GIVEN TASK>
Update the material, starting at its first line and ending at the line that contains "chart-title: 2, ROTHERMERE", by replacing "sale-point" with "sale-marker" and leaving everything else unchanged. Return only those lines.

SOURCE MATERIAL>
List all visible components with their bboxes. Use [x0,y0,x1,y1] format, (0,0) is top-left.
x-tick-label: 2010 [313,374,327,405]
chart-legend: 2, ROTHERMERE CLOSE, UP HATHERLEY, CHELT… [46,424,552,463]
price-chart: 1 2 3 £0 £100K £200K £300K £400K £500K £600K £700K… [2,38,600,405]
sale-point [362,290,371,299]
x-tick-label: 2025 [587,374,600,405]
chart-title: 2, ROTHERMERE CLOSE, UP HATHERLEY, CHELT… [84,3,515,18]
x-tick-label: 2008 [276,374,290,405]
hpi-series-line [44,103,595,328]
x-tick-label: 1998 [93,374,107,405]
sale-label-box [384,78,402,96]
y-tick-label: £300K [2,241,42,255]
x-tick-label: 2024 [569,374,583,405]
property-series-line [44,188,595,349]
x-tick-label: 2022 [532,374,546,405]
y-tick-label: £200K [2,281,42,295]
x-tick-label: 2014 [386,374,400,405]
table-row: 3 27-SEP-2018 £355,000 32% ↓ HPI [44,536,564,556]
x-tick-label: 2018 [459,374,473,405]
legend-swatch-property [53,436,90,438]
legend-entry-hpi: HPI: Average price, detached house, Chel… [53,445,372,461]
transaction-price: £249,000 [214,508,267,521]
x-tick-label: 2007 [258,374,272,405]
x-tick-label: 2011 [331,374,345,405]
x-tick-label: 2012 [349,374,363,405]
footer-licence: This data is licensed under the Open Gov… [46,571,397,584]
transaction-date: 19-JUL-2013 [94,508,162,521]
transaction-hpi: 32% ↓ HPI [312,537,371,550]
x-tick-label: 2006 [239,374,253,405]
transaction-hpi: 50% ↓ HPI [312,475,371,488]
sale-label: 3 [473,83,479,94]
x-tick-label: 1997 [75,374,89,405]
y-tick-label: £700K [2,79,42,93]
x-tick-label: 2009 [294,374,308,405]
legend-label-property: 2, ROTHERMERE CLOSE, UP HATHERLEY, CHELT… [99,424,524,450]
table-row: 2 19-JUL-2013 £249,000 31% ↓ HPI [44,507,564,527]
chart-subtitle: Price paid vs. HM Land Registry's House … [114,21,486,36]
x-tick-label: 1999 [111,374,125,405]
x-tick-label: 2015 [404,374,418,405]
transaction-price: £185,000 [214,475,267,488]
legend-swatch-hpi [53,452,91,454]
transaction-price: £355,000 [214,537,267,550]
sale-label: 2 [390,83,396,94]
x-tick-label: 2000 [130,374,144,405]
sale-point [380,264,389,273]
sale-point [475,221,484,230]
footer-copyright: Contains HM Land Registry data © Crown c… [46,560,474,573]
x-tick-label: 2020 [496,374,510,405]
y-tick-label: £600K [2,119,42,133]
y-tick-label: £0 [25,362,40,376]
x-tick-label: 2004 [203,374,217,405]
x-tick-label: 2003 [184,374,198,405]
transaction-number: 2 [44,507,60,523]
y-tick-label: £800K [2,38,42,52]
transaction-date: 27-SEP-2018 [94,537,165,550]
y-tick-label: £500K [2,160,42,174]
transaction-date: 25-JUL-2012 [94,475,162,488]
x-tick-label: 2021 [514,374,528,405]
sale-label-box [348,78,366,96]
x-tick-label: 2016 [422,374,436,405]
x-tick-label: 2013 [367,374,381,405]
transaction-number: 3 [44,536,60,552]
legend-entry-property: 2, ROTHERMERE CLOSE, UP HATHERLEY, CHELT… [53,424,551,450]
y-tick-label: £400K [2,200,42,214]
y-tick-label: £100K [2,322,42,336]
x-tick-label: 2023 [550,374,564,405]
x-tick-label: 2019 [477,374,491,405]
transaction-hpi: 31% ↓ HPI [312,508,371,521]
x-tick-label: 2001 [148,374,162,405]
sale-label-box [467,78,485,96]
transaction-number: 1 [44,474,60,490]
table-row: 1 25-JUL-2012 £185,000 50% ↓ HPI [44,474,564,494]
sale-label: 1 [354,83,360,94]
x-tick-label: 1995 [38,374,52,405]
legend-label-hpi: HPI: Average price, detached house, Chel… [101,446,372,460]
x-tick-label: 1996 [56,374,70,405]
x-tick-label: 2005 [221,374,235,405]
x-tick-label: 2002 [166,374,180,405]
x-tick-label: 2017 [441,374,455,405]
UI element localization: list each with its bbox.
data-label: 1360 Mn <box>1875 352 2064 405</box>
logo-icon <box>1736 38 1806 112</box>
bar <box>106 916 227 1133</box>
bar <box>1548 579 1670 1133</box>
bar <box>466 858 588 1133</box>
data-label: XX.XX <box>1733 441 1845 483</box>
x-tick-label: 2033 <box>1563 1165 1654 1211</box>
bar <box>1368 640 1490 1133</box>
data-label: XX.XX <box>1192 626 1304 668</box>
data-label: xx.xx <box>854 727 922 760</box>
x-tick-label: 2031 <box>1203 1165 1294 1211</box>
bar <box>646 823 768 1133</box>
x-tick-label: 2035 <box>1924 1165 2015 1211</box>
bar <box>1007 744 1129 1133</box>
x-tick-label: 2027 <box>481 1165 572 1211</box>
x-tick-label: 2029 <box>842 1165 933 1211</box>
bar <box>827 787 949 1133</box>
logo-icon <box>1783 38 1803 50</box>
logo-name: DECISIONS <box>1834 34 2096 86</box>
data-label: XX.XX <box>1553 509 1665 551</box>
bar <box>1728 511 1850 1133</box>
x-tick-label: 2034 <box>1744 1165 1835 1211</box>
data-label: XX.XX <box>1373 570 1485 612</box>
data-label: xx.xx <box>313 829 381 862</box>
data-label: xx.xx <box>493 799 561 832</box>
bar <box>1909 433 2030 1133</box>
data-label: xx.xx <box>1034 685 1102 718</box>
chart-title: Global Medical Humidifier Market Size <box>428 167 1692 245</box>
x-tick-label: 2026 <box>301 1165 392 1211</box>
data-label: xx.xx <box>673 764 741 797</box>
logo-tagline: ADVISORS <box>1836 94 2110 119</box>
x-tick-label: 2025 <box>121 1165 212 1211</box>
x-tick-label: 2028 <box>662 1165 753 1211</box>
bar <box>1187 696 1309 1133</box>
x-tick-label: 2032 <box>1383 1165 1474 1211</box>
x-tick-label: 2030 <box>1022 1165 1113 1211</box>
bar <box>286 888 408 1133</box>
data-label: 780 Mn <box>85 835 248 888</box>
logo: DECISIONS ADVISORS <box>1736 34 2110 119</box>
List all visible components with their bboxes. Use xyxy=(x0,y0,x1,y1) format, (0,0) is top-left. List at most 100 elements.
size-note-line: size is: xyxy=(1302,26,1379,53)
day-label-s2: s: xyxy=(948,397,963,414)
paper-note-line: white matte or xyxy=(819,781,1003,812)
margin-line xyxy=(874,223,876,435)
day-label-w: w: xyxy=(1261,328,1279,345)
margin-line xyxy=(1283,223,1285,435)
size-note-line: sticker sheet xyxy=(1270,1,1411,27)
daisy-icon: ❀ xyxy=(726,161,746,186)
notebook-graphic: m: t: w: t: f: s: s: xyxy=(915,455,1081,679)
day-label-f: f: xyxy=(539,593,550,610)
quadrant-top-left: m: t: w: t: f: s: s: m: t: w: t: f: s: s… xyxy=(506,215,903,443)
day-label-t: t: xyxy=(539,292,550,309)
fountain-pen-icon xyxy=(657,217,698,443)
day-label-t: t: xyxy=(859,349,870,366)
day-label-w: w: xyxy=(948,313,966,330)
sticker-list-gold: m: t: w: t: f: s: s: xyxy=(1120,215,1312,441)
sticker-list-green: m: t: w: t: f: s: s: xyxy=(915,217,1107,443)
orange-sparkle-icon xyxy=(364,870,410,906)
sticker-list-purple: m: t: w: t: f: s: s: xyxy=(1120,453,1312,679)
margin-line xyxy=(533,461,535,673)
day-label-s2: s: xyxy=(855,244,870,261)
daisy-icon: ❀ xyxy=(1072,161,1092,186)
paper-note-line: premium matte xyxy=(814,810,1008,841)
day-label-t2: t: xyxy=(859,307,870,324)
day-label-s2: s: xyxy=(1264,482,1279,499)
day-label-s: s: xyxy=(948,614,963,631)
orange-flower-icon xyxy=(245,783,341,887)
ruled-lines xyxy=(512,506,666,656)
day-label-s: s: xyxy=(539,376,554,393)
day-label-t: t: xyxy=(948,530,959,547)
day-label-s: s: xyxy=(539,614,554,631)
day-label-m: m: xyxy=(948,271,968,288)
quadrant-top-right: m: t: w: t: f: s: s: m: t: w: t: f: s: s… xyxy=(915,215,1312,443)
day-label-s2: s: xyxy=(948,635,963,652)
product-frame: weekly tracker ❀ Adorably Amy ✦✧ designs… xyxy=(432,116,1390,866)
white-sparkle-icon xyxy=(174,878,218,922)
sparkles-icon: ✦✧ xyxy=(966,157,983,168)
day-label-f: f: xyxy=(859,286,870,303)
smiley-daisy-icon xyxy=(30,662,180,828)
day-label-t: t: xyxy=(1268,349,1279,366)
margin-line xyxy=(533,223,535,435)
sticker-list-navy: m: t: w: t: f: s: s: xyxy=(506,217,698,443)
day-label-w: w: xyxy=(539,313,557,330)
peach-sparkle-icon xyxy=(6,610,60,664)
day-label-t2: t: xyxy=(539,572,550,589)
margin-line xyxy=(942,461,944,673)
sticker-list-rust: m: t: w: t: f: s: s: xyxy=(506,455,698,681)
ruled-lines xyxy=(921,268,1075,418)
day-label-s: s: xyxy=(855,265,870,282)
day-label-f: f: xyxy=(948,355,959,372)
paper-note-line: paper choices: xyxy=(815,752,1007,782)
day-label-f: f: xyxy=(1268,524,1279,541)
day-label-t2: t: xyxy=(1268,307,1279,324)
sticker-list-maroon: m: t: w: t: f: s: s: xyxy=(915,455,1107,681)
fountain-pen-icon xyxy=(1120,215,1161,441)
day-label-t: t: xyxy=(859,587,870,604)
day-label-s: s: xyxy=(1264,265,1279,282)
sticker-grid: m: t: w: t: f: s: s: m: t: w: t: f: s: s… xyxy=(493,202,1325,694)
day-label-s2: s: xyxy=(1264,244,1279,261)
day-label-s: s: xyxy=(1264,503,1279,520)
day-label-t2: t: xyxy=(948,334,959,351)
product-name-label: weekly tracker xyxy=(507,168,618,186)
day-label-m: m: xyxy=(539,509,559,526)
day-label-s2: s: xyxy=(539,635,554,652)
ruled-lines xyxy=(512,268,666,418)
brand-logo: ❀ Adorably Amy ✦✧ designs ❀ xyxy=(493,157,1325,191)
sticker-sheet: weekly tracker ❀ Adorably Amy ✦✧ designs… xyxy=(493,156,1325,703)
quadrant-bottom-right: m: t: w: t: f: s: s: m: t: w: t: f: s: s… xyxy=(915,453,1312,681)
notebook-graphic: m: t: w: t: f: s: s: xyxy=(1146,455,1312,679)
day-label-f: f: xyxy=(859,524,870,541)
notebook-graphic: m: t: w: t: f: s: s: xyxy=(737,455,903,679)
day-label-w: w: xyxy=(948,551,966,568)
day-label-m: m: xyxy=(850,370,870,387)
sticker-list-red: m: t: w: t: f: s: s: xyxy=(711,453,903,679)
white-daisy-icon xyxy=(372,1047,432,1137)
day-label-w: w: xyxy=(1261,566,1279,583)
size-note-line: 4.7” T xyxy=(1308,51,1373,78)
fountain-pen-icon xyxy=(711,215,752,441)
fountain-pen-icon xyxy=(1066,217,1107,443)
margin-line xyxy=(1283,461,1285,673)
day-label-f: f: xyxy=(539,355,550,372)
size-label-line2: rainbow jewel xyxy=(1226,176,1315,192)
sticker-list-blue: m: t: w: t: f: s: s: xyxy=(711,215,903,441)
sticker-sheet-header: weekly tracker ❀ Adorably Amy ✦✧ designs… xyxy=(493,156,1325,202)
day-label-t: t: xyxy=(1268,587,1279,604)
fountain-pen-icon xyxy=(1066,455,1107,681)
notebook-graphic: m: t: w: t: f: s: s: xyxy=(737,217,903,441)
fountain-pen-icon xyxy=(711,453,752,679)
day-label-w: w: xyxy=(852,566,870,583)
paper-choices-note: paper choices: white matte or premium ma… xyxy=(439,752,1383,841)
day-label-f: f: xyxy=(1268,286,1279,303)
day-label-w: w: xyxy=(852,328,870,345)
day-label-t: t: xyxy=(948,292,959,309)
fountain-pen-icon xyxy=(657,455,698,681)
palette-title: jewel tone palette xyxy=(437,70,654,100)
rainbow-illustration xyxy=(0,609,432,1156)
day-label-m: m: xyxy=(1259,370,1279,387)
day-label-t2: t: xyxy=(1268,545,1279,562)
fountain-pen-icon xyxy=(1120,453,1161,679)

RESULT FOR THIS TASK>
List all visible components with their bboxes. Use [x0,y0,x1,y1] format, (0,0) is top-left.
x-tick-label: 2010 [313,374,327,405]
chart-legend: 2, ROTHERMERE CLOSE, UP HATHERLEY, CHELT… [46,424,552,463]
price-chart: 1 2 3 £0 £100K £200K £300K £400K £500K £600K £700K… [2,38,600,405]
sale-marker [362,290,371,299]
x-tick-label: 2025 [587,374,600,405]
chart-title: 2, ROTHERMERE CLOSE, UP HATHERLEY, CHELT… [84,3,515,18]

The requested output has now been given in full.